What to work on: Pull each line containing "text" out of the data and copy it.

Given information:
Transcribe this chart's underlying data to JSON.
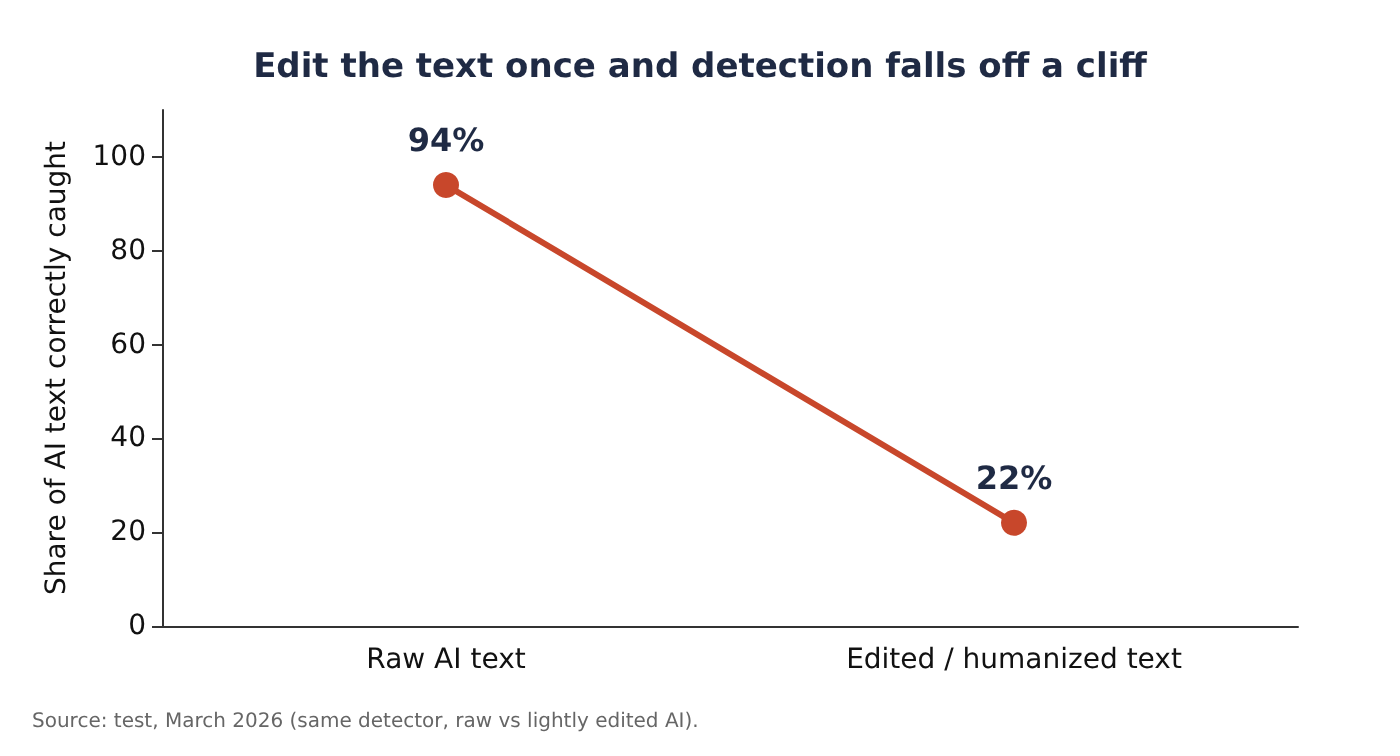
{
  "chart_data": {
    "type": "line",
    "title": "Edit the text once and detection falls off a cliff",
    "ylabel": "Share of AI text correctly caught",
    "categories": [
      "Raw AI text",
      "Edited / humanized text"
    ],
    "series": [
      {
        "color": "#c8472b",
        "values": [
          94,
          22
        ],
        "value_labels": [
          "94%",
          "22%"
        ]
      }
    ],
    "ylim": [
      0,
      110
    ],
    "yticks": [
      0,
      20,
      40,
      60,
      80,
      100
    ],
    "grid": false,
    "marker": "circle",
    "line_style": "solid",
    "annotations": [
      "Source: test, March 2026 (same detector, raw vs lightly edited AI)."
    ]
  }
}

Written answer:
    "title": "Edit the text once and detection falls off a cliff",
    "ylabel": "Share of AI text correctly caught",
      "Raw AI text",
      "Edited / humanized text"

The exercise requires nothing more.